(Data records)
+ + + + + + +
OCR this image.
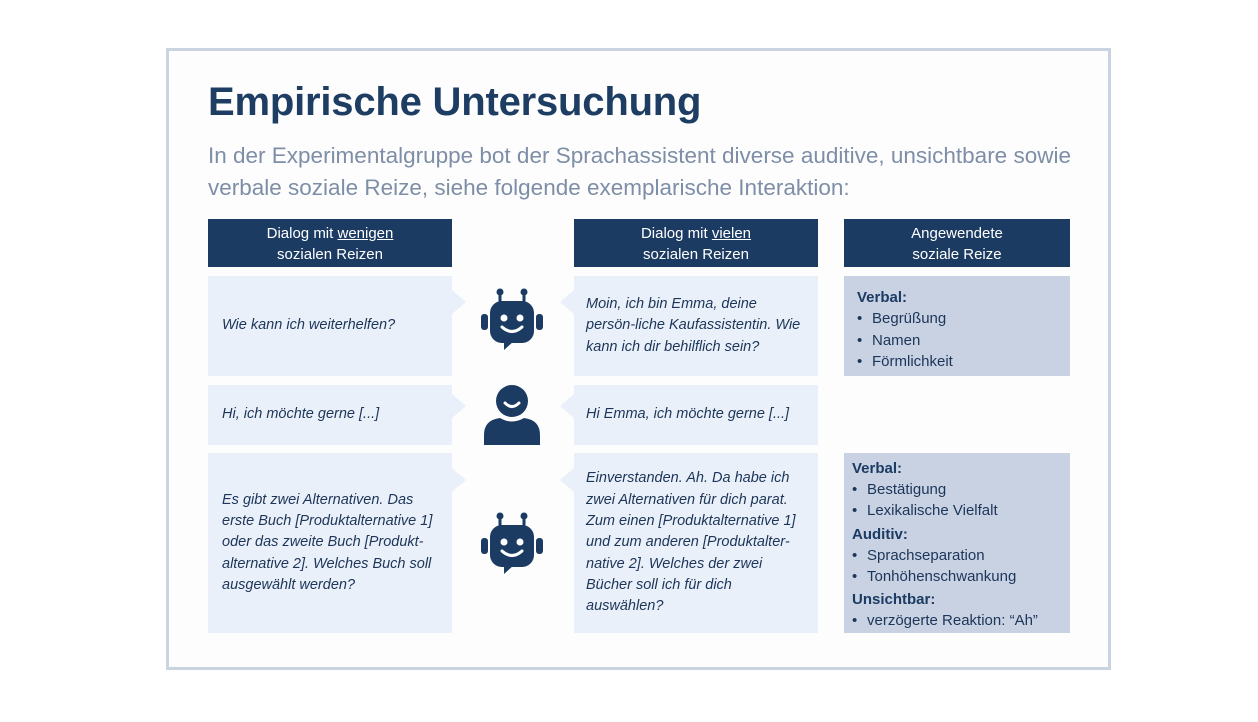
Empirische Untersuchung
In der Experimentalgruppe bot der Sprachassistent diverse auditive, unsichtbare sowie verbale soziale Reize, siehe folgende exemplarische Interaktion:
Dialog mit wenigen
sozialen Reizen
Dialog mit vielen
sozialen Reizen
Angewendete
soziale Reize
Wie kann ich weiterhelfen?
Moin, ich bin Emma, deine persön-liche Kaufassistentin. Wie kann ich dir behilflich sein?
Verbal:
• Begrüßung
• Namen
• Förmlichkeit
Hi, ich möchte gerne [...]	Hi Emma, ich möchte gerne [...]
Es gibt zwei Alternativen. Das erste Buch [Produktalternative 1] oder das zweite Buch [Produkt-alternative 2]. Welches Buch soll ausgewählt werden?
Einverstanden. Ah. Da habe ich zwei Alternativen für dich parat. Zum einen [Produktalternative 1] und zum anderen [Produktalter-native 2]. Welches der zwei Bücher soll ich für dich auswählen?
Verbal:
• Bestätigung
• Lexikalische Vielfalt
Auditiv:
• Sprachseparation
• Tonhöhenschwankung
Unsichtbar:
• verzögerte Reaktion: “Ah”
+ + + + + + +
WRITTEN TASK: How many lines in the listing above contain "kann"? Answer with the number alone.

EXPECTED ANSWER: 2